From the entries that follow, list every line in which the string "household" appears.
- - - -
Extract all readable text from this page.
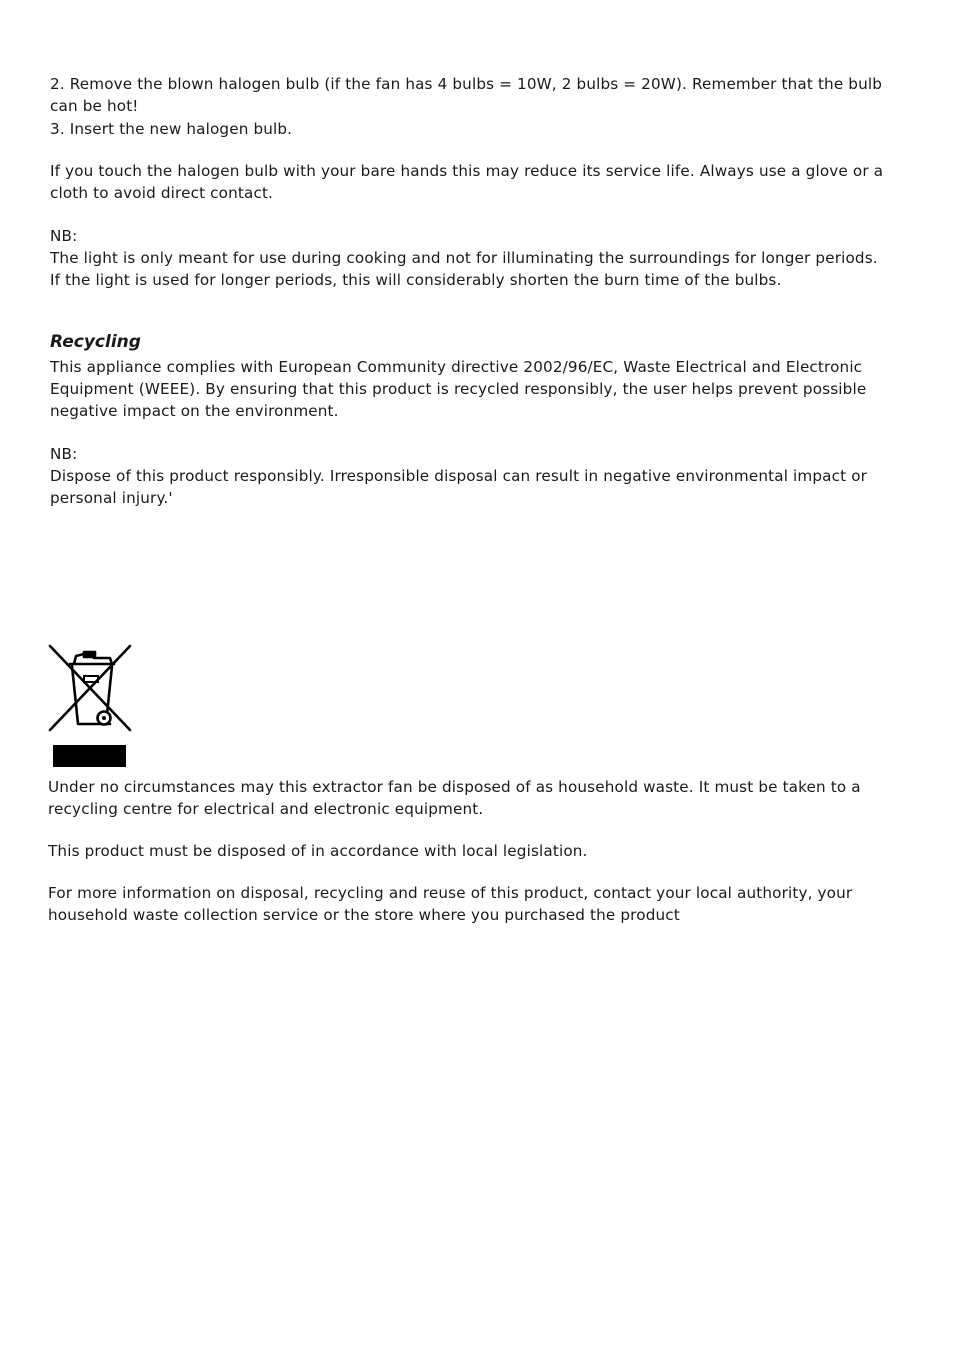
2. Remove the blown halogen bulb (if the fan has 4 bulbs = 10W, 2 bulbs = 20W). Remember that the bulb

can be hot!

3. Insert the new halogen bulb.

If you touch the halogen bulb with your bare hands this may reduce its service life. Always use a glove or a

cloth to avoid direct contact.

NB:

The light is only meant for use during cooking and not for illuminating the surroundings for longer periods.

If the light is used for longer periods, this will considerably shorten the burn time of the bulbs.

Recycling

This appliance complies with European Community directive 2002/96/EC, Waste Electrical and Electronic

Equipment (WEEE). By ensuring that this product is recycled responsibly, the user helps prevent possible

negative impact on the environment.

NB:

Dispose of this product responsibly. Irresponsible disposal can result in negative environmental impact or

personal injury.'

Under no circumstances may this extractor fan be disposed of as household waste. It must be taken to a

recycling centre for electrical and electronic equipment.

This product must be disposed of in accordance with local legislation.

For more information on disposal, recycling and reuse of this product, contact your local authority, your

household waste collection service or the store where you purchased the product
- - - -
§ **Result of the task**:
Under no circumstances may this extractor fan be disposed of as household waste. It must be taken to a
household waste collection service or the store where you purchased the product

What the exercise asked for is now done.